Rewrite all the items that follow with every "strength-bar" changed to "signal-bar" and nothing else altered. Leave out the pictures.

━━━━━━━━━━━━━━━━━━━━

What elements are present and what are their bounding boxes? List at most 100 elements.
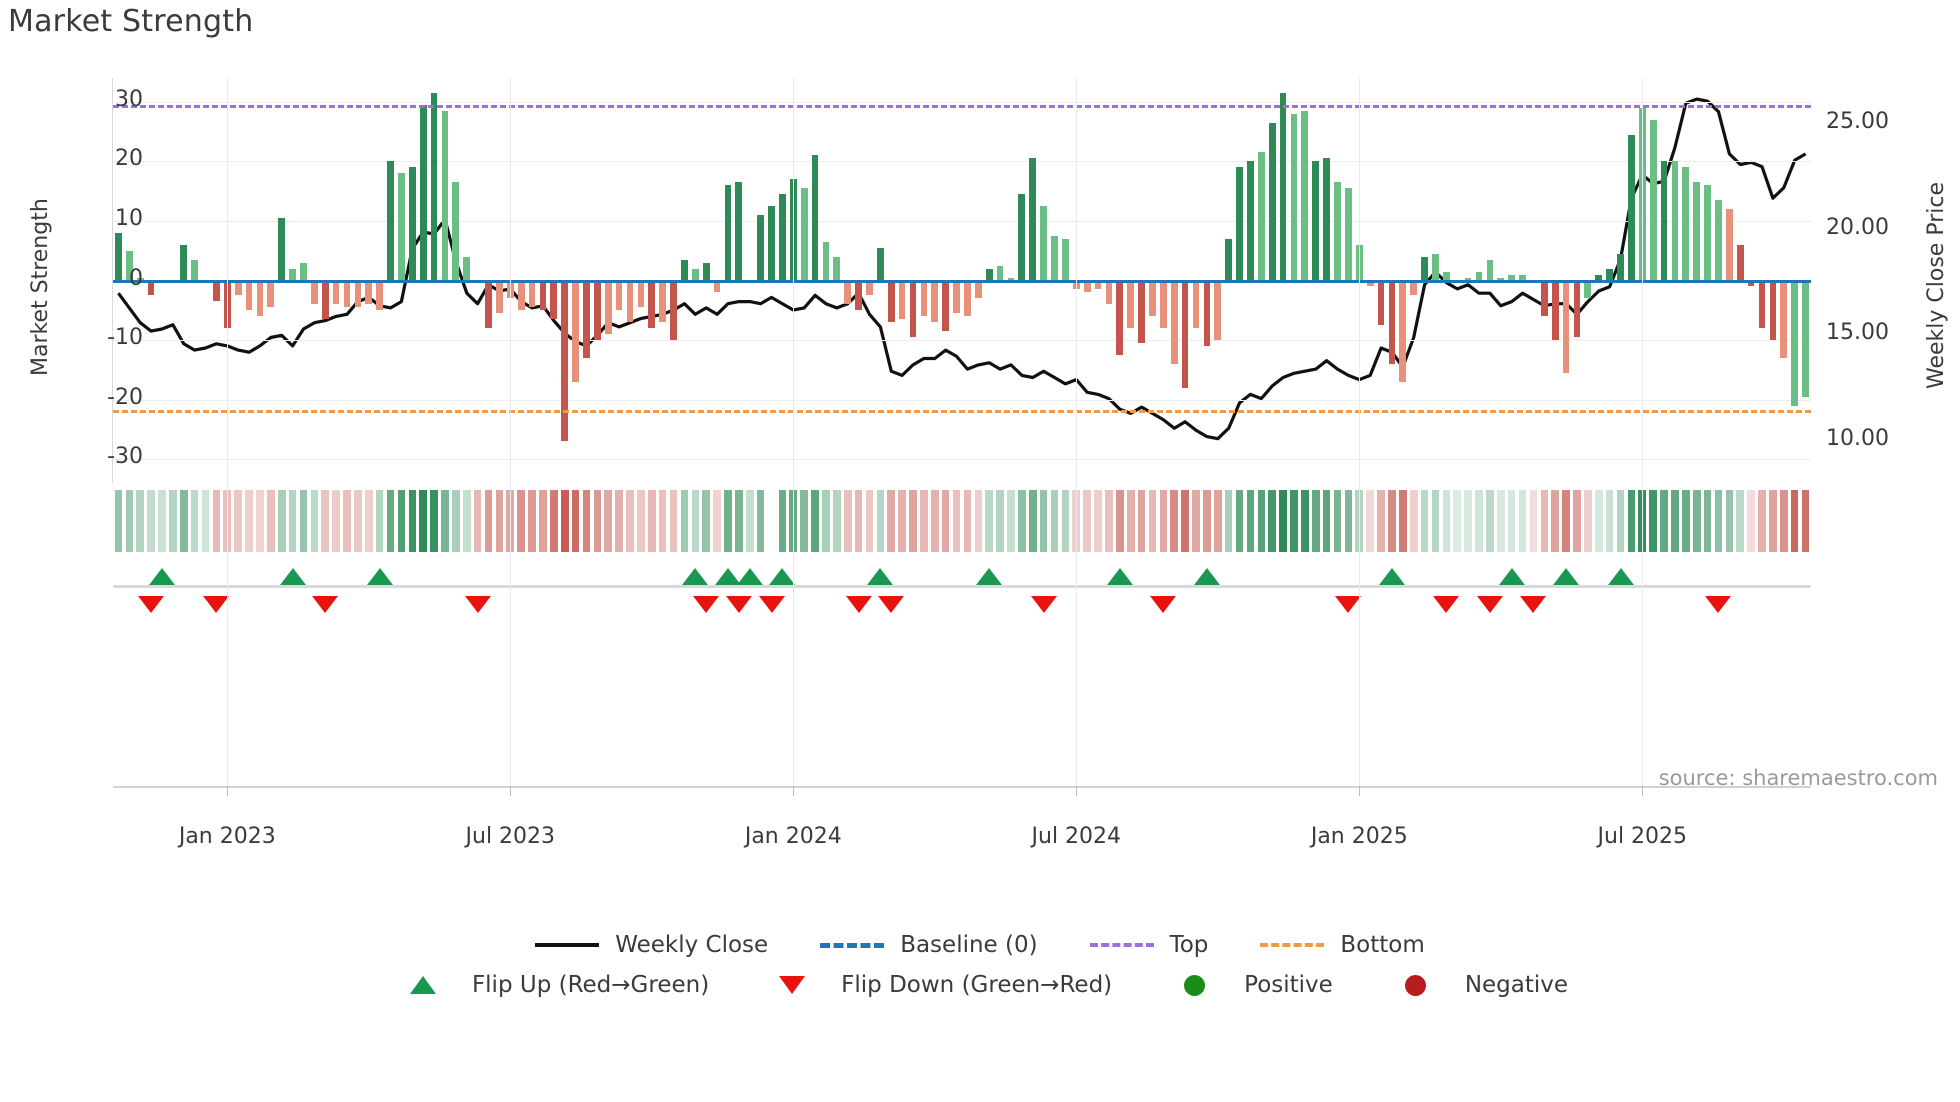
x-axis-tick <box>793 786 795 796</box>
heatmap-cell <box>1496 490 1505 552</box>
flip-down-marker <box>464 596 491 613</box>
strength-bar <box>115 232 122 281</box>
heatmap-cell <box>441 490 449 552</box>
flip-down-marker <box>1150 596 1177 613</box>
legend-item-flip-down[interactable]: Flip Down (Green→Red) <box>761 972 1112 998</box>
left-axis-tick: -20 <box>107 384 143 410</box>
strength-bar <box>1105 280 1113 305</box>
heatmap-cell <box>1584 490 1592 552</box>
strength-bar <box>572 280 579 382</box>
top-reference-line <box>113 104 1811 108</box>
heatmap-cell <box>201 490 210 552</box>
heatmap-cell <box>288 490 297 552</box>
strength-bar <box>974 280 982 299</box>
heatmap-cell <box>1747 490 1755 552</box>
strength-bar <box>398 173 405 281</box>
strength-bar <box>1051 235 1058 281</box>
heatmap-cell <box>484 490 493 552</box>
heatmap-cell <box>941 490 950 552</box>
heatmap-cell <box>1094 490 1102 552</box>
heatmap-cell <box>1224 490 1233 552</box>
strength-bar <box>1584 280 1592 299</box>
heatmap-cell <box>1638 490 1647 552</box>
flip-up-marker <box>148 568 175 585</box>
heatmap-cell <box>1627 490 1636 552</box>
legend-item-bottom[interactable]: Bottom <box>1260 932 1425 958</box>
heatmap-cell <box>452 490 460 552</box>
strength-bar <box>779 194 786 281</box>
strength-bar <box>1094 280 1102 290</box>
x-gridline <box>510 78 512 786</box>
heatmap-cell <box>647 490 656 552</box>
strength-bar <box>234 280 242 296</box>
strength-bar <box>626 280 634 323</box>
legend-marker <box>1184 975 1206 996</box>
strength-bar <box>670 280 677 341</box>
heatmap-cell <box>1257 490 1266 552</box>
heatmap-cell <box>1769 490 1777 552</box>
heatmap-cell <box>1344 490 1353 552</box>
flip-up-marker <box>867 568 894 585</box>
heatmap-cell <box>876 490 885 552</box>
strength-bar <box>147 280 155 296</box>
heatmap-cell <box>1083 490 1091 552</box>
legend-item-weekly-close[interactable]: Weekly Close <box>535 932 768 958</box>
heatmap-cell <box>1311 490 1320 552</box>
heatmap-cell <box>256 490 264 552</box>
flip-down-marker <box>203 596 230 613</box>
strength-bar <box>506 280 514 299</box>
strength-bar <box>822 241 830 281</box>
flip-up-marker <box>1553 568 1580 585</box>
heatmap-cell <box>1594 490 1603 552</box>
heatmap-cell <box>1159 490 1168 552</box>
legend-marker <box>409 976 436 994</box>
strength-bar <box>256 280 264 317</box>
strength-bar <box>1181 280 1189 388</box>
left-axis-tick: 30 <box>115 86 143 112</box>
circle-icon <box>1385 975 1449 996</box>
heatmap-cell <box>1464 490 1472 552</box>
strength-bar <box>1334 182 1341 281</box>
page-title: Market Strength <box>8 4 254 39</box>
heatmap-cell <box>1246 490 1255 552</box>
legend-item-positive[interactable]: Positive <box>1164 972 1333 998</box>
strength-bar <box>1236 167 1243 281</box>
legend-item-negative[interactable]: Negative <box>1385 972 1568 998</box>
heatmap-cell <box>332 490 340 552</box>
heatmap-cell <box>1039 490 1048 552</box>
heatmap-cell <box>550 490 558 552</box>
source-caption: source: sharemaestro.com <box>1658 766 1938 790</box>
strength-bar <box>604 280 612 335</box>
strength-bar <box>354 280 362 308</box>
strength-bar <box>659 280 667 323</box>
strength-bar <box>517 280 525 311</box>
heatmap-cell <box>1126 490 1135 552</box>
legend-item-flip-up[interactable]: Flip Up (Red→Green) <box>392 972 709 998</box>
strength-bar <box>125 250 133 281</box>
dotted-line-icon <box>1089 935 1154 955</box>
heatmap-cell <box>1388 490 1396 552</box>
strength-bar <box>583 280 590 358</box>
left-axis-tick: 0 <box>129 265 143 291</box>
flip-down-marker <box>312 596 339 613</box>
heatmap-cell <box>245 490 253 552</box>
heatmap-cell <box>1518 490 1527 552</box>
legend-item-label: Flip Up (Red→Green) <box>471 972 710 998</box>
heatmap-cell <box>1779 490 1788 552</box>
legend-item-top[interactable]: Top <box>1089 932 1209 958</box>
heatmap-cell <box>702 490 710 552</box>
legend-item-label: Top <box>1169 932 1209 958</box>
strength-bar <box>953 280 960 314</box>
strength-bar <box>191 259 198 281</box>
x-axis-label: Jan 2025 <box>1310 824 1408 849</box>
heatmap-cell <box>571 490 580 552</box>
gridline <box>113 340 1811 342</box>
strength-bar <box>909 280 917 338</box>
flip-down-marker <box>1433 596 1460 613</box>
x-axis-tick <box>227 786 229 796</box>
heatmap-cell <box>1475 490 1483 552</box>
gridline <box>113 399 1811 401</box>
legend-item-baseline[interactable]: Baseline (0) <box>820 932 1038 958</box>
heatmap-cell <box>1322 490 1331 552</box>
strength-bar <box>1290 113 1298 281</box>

━━━━━━━━━━━━━━━━━━━━

ANSWER TO THIS TASK ->
What elements are present and what are their bounding boxes? List at most 100 elements.
x-axis-tick <box>793 786 795 796</box>
heatmap-cell <box>1496 490 1505 552</box>
flip-down-marker <box>464 596 491 613</box>
signal-bar <box>115 232 122 281</box>
heatmap-cell <box>441 490 449 552</box>
flip-down-marker <box>1150 596 1177 613</box>
legend-item-flip-down[interactable]: Flip Down (Green→Red) <box>761 972 1112 998</box>
left-axis-tick: -20 <box>107 384 143 410</box>
signal-bar <box>1105 280 1113 305</box>
heatmap-cell <box>1584 490 1592 552</box>
signal-bar <box>572 280 579 382</box>
top-reference-line <box>113 104 1811 108</box>
heatmap-cell <box>201 490 210 552</box>
heatmap-cell <box>288 490 297 552</box>
signal-bar <box>974 280 982 299</box>
heatmap-cell <box>1747 490 1755 552</box>
signal-bar <box>398 173 405 281</box>
signal-bar <box>1051 235 1058 281</box>
heatmap-cell <box>484 490 493 552</box>
heatmap-cell <box>941 490 950 552</box>
heatmap-cell <box>1094 490 1102 552</box>
heatmap-cell <box>1224 490 1233 552</box>
signal-bar <box>1584 280 1592 299</box>
heatmap-cell <box>1638 490 1647 552</box>
flip-up-marker <box>148 568 175 585</box>
heatmap-cell <box>1627 490 1636 552</box>
legend-item-bottom[interactable]: Bottom <box>1260 932 1425 958</box>
heatmap-cell <box>452 490 460 552</box>
signal-bar <box>779 194 786 281</box>
signal-bar <box>1094 280 1102 290</box>
x-gridline <box>510 78 512 786</box>
heatmap-cell <box>647 490 656 552</box>
signal-bar <box>234 280 242 296</box>
signal-bar <box>626 280 634 323</box>
legend-marker <box>1184 975 1206 996</box>
signal-bar <box>670 280 677 341</box>
heatmap-cell <box>1257 490 1266 552</box>
heatmap-cell <box>1769 490 1777 552</box>
heatmap-cell <box>1344 490 1353 552</box>
flip-up-marker <box>867 568 894 585</box>
heatmap-cell <box>876 490 885 552</box>
signal-bar <box>147 280 155 296</box>
heatmap-cell <box>1083 490 1091 552</box>
legend-item-weekly-close[interactable]: Weekly Close <box>535 932 768 958</box>
heatmap-cell <box>1311 490 1320 552</box>
heatmap-cell <box>256 490 264 552</box>
flip-down-marker <box>203 596 230 613</box>
signal-bar <box>506 280 514 299</box>
signal-bar <box>822 241 830 281</box>
flip-up-marker <box>1553 568 1580 585</box>
heatmap-cell <box>1594 490 1603 552</box>
heatmap-cell <box>1159 490 1168 552</box>
legend-marker <box>409 976 436 994</box>
signal-bar <box>256 280 264 317</box>
signal-bar <box>1181 280 1189 388</box>
left-axis-tick: 30 <box>115 86 143 112</box>
circle-icon <box>1385 975 1449 996</box>
heatmap-cell <box>1464 490 1472 552</box>
signal-bar <box>1334 182 1341 281</box>
page-title: Market Strength <box>8 4 254 39</box>
heatmap-cell <box>1246 490 1255 552</box>
legend-item-positive[interactable]: Positive <box>1164 972 1333 998</box>
signal-bar <box>1236 167 1243 281</box>
legend-item-negative[interactable]: Negative <box>1385 972 1568 998</box>
heatmap-cell <box>332 490 340 552</box>
heatmap-cell <box>1039 490 1048 552</box>
heatmap-cell <box>550 490 558 552</box>
source-caption: source: sharemaestro.com <box>1658 766 1938 790</box>
signal-bar <box>604 280 612 335</box>
signal-bar <box>354 280 362 308</box>
signal-bar <box>659 280 667 323</box>
signal-bar <box>517 280 525 311</box>
heatmap-cell <box>1126 490 1135 552</box>
legend-item-flip-up[interactable]: Flip Up (Red→Green) <box>392 972 709 998</box>
signal-bar <box>125 250 133 281</box>
dotted-line-icon <box>1089 935 1154 955</box>
heatmap-cell <box>1388 490 1396 552</box>
signal-bar <box>583 280 590 358</box>
left-axis-tick: 0 <box>129 265 143 291</box>
flip-down-marker <box>312 596 339 613</box>
heatmap-cell <box>245 490 253 552</box>
heatmap-cell <box>1518 490 1527 552</box>
legend-item-label: Flip Up (Red→Green) <box>471 972 710 998</box>
heatmap-cell <box>1779 490 1788 552</box>
legend-item-top[interactable]: Top <box>1089 932 1209 958</box>
heatmap-cell <box>702 490 710 552</box>
legend-item-label: Top <box>1169 932 1209 958</box>
signal-bar <box>953 280 960 314</box>
signal-bar <box>191 259 198 281</box>
x-axis-label: Jan 2025 <box>1310 824 1408 849</box>
heatmap-cell <box>571 490 580 552</box>
gridline <box>113 340 1811 342</box>
signal-bar <box>909 280 917 338</box>
flip-down-marker <box>1433 596 1460 613</box>
x-axis-tick <box>227 786 229 796</box>
heatmap-cell <box>1475 490 1483 552</box>
gridline <box>113 399 1811 401</box>
legend-item-baseline[interactable]: Baseline (0) <box>820 932 1038 958</box>
heatmap-cell <box>1322 490 1331 552</box>
signal-bar <box>1290 113 1298 281</box>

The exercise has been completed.